# Stated exercise:
Beginning at the line that contains "Transcribe this image's" and ending at the last line of the entries, write out each line exactly; include nothing outside that span.

# Records to use:

========================

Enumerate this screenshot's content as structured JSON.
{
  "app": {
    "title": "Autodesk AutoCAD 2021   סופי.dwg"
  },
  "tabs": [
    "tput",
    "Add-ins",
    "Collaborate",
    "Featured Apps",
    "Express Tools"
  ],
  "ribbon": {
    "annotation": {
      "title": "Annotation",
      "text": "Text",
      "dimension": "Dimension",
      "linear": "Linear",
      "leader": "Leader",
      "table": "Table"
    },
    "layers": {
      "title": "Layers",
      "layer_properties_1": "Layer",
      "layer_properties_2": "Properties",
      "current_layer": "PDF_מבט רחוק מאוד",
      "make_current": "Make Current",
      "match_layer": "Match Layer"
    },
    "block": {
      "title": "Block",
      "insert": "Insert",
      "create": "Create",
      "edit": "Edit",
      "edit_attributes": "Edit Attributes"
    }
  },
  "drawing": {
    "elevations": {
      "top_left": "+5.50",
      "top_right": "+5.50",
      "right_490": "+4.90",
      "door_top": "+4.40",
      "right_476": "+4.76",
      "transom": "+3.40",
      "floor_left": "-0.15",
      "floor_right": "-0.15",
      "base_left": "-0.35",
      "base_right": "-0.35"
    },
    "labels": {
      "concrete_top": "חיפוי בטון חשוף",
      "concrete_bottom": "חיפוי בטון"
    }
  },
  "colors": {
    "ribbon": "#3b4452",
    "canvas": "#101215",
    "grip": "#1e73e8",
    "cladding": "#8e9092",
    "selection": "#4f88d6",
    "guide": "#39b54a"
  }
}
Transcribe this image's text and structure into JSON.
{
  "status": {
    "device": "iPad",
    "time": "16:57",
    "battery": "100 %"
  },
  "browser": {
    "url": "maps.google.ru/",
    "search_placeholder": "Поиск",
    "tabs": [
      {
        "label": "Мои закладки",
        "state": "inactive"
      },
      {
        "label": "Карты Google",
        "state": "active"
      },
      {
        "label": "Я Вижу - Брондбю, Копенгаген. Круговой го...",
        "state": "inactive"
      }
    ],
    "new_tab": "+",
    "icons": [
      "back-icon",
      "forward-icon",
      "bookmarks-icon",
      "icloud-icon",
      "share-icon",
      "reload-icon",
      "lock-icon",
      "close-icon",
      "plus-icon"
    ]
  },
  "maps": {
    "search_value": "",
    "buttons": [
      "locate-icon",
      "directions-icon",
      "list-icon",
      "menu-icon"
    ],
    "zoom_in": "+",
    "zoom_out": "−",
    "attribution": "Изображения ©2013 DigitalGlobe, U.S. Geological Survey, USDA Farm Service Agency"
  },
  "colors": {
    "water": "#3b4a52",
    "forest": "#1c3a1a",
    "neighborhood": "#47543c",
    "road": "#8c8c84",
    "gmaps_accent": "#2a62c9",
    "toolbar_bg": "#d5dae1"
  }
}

========================

# Solution to this task:
Transcribe this image's text and structure into JSON.
{
  "status": {
    "device": "iPad",
    "time": "16:57",
    "battery": "100 %"
  },
  "browser": {
    "url": "maps.google.ru/",
    "search_placeholder": "Поиск",
    "tabs": [
      {
        "label": "Мои закладки",
        "state": "inactive"
      },
      {
        "label": "Карты Google",
        "state": "active"
      },
      {
        "label": "Я Вижу - Брондбю, Копенгаген. Круговой го...",
        "state": "inactive"
      }
    ],
    "new_tab": "+",
    "icons": [
      "back-icon",
      "forward-icon",
      "bookmarks-icon",
      "icloud-icon",
      "share-icon",
      "reload-icon",
      "lock-icon",
      "close-icon",
      "plus-icon"
    ]
  },
  "maps": {
    "search_value": "",
    "buttons": [
      "locate-icon",
      "directions-icon",
      "list-icon",
      "menu-icon"
    ],
    "zoom_in": "+",
    "zoom_out": "−",
    "attribution": "Изображения ©2013 DigitalGlobe, U.S. Geological Survey, USDA Farm Service Agency"
  },
  "colors": {
    "water": "#3b4a52",
    "forest": "#1c3a1a",
    "neighborhood": "#47543c",
    "road": "#8c8c84",
    "gmaps_accent": "#2a62c9",
    "toolbar_bg": "#d5dae1"
  }
}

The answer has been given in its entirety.